WRITTEN PROBLEM:
Look through the lines below and extract any with the word "платы".
======
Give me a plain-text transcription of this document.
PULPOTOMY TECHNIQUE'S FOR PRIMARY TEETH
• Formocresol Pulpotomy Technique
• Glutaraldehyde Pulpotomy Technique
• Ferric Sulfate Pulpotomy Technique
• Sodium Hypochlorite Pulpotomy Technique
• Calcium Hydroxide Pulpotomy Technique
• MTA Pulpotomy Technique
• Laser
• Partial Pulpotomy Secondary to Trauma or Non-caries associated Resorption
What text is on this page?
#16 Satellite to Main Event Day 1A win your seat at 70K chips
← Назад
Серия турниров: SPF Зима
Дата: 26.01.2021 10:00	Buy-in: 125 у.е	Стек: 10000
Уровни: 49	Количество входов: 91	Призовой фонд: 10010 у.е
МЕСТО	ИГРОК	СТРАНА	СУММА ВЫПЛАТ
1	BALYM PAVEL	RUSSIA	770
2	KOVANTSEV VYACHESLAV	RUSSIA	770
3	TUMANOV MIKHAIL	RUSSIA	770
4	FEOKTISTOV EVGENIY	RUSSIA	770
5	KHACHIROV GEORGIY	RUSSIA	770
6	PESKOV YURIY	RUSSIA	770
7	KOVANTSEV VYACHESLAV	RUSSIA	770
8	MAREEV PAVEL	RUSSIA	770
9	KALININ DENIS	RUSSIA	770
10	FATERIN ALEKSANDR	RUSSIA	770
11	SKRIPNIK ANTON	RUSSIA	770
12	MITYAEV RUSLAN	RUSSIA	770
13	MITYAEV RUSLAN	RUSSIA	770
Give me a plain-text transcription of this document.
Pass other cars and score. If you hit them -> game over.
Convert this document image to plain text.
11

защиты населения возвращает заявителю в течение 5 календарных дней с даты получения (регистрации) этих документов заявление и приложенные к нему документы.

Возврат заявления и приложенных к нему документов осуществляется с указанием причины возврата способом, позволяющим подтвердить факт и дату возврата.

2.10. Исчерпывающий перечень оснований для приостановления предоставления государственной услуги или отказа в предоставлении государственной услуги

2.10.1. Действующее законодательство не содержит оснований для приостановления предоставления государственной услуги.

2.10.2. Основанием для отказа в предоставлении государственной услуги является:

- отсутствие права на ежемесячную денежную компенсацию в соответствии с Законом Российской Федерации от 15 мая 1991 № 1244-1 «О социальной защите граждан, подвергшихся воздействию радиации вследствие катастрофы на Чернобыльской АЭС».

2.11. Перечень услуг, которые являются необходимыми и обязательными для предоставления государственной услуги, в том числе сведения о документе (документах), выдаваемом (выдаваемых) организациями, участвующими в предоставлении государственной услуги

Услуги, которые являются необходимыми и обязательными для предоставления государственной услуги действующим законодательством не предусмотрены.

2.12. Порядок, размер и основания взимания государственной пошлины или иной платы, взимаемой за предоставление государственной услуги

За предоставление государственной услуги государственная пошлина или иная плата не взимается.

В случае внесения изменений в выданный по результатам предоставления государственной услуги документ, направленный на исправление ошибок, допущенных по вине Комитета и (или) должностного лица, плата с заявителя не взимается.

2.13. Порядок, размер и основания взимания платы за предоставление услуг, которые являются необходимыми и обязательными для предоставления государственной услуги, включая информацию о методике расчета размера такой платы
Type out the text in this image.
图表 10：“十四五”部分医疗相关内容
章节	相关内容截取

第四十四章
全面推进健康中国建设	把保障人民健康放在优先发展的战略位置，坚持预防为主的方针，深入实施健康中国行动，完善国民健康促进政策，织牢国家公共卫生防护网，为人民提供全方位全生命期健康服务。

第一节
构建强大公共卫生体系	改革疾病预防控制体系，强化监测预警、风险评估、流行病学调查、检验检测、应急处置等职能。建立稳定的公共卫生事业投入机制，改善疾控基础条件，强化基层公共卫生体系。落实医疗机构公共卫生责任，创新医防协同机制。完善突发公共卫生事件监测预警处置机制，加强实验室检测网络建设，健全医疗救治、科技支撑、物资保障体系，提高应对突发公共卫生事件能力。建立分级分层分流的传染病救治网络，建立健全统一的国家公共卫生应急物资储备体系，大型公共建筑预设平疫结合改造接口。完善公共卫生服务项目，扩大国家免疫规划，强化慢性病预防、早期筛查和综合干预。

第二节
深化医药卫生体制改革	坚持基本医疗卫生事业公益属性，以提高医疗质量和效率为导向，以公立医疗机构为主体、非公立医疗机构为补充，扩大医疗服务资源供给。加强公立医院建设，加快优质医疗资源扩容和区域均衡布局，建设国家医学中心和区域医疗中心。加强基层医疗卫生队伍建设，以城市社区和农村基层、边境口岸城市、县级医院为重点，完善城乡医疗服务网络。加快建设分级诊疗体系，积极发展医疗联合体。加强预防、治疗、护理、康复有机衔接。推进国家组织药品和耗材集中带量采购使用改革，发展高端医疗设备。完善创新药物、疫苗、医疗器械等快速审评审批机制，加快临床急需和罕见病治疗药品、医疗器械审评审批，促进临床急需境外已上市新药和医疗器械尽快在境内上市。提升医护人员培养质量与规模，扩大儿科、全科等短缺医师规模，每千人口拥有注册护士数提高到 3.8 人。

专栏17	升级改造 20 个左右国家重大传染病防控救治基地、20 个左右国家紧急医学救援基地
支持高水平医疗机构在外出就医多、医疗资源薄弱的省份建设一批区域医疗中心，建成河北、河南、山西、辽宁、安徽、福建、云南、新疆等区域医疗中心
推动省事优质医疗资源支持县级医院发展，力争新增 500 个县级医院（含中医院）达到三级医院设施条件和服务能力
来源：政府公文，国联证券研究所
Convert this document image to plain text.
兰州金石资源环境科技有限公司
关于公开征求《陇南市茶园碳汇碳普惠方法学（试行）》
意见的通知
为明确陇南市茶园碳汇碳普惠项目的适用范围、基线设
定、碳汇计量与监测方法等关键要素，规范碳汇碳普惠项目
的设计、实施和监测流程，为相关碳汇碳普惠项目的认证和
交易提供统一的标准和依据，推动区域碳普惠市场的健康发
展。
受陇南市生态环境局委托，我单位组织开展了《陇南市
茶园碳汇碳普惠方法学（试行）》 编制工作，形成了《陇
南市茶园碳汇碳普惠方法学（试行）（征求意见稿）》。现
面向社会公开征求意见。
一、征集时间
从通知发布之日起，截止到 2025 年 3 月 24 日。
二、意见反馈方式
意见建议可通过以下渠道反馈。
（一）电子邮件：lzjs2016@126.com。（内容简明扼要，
======
THE ANSWER:
2.12. Порядок, размер и основания взимания государственной пошлины или иной платы, взимаемой за предоставление государственной услуги
2.13. Порядок, размер и основания взимания платы за предоставление услуг, которые являются необходимыми и обязательными для предоставления государственной услуги, включая информацию о методике расчета размера такой платы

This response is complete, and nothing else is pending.